_TEXTO FORNECIDO_.

Numa outra frente, os analistas do tal “mercado” veem na prisão de Joesley Batista, dono da J&F, um dos principais motivos para o recorde histórico de 74.319 pontos registrado na segunda-feira (11) pelo Ibovespa, o maior desde sua criação em 1968. Com Joesley preso, o “mercado” acredita que ficam reduzidas as chances de uma nova denúncia contra Temer, fortalecendo o governo e sua agenda de ajuste fiscal. A expectativa é de mais ganhos na Bolsa no curto prazo.

Voltando ao levantamento da Tendência Consultoria, o crescimento de 10,3% em termos reais na renda dos mais ricos no primeiro semestre de 2017, em comparação a igual período de 2016, significa mais R$ 2,9 bilhões somados no rendimento do “topo da pirâmide”.

Enquanto isso, a retomada da renda das classes B (0,69%) e C (1,06%) caminha num ritmo bem mais lento. Os mais vulneráveis são os que pagam a maior conta: as classes D e E apresentaram perda de 3,15%. Resumo da ópera: no primeiro semestre deste ano, os mais ricos ficaram mais ricos e os mais pobres ficaram mais pobres, lembrando música de Chico Science: “o de cima sobre e o de baixo desce”.

_ENUNCIADO DA TAREFA_. No texto fornecido, transcreva o trecho que começa com as palavras "Numa outra frente, os" e termina com "no curto prazo.", trocando "segunda-feira" por "terça-feira". O material apresentado depois do texto é independente dele.

_REGISTROS DE DADOS_.
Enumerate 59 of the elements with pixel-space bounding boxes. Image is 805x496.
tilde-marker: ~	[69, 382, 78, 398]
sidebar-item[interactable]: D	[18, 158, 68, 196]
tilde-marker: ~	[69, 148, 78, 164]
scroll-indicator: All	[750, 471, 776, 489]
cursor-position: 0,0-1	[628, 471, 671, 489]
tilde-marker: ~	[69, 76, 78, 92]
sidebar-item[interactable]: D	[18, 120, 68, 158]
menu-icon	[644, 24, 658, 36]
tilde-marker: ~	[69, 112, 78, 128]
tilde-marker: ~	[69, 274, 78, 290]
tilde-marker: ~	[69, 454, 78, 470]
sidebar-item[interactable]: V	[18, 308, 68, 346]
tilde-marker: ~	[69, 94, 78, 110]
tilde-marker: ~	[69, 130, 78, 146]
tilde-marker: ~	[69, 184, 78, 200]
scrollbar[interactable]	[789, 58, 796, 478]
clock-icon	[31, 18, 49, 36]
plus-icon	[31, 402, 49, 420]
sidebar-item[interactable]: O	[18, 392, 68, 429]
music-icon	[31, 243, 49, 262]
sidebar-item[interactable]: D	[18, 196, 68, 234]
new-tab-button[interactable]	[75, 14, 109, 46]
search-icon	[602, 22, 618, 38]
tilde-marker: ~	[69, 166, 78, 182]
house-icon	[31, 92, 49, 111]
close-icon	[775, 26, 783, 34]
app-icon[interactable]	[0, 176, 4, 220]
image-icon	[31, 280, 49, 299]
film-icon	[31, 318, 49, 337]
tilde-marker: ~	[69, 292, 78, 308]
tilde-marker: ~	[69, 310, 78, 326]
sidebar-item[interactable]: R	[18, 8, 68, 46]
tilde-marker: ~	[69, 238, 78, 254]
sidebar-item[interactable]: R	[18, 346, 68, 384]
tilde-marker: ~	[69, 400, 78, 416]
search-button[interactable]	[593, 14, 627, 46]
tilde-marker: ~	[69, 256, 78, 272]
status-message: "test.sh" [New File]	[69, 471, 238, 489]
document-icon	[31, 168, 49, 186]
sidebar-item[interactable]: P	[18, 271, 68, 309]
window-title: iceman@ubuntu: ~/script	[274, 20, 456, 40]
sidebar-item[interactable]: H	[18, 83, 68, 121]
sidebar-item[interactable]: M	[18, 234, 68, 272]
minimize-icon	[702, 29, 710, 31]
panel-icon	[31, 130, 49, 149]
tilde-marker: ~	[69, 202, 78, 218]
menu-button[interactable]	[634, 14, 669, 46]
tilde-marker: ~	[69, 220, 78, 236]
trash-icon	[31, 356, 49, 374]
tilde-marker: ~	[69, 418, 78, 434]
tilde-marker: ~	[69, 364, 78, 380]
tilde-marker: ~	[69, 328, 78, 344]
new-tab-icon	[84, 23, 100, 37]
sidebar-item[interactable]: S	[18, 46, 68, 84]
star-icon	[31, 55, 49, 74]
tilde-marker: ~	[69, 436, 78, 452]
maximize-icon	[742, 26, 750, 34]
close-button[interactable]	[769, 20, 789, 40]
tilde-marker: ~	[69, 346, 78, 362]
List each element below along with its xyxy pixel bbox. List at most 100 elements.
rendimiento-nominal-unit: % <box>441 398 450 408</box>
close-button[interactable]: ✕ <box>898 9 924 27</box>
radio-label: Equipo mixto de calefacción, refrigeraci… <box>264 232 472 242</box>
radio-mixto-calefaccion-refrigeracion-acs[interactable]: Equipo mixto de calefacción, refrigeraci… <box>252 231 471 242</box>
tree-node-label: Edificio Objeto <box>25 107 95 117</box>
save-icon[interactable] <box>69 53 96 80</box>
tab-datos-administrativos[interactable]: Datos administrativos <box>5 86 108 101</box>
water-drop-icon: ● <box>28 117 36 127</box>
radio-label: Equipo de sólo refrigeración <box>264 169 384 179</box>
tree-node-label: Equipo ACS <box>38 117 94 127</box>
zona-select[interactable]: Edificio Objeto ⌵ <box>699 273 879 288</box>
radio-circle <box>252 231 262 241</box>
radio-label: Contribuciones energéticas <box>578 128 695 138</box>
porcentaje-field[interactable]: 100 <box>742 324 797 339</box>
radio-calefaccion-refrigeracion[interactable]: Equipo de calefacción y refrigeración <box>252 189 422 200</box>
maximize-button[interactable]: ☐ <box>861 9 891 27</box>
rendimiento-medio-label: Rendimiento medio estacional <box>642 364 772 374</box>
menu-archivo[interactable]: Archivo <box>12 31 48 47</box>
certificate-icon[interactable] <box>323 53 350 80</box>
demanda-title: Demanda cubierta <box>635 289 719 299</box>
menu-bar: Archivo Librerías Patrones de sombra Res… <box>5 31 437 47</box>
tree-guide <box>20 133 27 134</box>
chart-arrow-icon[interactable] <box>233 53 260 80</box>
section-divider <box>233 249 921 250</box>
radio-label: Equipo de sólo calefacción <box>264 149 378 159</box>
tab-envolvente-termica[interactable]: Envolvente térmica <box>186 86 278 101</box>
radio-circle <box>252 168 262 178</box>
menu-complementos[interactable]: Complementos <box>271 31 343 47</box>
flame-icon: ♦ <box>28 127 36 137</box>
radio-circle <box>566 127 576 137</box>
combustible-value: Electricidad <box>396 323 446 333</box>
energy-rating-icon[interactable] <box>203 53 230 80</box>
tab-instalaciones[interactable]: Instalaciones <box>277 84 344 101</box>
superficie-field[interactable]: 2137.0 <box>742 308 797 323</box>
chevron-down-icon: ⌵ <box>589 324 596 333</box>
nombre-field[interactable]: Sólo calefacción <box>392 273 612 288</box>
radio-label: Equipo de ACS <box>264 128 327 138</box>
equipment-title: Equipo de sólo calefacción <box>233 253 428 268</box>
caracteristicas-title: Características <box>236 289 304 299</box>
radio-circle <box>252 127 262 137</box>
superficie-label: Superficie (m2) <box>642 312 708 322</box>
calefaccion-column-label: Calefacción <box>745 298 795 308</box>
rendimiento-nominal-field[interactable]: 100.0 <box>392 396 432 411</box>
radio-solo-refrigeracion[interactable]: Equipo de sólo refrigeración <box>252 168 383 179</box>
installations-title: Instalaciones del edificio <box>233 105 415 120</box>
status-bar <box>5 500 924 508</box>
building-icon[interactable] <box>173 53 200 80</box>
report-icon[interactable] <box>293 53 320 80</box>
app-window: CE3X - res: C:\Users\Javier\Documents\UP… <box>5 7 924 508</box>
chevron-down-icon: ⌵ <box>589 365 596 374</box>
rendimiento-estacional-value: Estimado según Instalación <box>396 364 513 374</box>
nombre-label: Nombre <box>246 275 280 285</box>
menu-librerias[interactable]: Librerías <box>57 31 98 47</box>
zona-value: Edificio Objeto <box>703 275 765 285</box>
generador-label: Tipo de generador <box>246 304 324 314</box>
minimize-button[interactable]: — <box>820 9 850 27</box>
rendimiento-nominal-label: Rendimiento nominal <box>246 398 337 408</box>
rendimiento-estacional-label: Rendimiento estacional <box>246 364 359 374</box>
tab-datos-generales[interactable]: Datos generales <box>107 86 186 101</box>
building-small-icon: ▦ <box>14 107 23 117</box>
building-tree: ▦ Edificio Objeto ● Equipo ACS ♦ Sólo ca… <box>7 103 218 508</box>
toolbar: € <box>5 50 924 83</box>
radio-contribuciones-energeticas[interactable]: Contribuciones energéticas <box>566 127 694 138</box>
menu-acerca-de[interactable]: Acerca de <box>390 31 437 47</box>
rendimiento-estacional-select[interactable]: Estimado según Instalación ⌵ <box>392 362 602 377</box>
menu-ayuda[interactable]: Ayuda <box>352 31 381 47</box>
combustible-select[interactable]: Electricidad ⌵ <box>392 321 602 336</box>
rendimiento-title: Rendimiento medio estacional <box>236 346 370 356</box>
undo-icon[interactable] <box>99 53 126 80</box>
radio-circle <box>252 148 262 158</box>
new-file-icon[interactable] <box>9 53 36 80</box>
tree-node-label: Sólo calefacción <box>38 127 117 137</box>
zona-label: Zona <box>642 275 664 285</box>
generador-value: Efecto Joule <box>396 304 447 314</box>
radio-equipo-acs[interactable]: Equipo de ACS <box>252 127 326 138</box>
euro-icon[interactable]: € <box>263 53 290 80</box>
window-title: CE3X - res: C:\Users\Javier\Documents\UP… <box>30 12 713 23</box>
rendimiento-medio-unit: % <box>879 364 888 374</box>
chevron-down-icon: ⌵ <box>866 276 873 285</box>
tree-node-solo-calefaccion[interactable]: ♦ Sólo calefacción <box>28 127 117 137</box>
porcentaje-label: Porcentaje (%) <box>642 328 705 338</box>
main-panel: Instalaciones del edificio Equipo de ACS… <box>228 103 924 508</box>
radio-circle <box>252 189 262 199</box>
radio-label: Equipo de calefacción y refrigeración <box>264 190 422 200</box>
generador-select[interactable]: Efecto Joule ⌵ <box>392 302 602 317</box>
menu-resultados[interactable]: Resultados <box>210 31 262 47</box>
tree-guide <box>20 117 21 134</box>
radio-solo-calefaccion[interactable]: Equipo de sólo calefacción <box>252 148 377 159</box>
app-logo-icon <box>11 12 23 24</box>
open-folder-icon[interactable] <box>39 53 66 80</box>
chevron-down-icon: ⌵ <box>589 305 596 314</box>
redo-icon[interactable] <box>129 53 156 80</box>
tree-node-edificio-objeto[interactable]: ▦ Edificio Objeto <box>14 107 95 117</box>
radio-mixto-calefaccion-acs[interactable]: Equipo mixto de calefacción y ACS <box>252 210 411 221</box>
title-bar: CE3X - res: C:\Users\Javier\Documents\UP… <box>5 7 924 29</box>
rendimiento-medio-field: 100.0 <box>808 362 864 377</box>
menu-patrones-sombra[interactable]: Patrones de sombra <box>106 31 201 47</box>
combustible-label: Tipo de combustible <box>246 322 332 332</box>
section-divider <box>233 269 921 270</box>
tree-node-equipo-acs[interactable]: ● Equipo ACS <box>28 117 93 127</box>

_RESOLUÇÃO DO PROBLEMA_.
Numa outra frente, os analistas do tal “mercado” veem na prisão de Joesley Batista, dono da J&F, um dos principais motivos para o recorde histórico de 74.319 pontos registrado na terça-feira (11) pelo Ibovespa, o maior desde sua criação em 1968. Com Joesley preso, o “mercado” acredita que ficam reduzidas as chances de uma nova denúncia contra Temer, fortalecendo o governo e sua agenda de ajuste fiscal. A expectativa é de mais ganhos na Bolsa no curto prazo.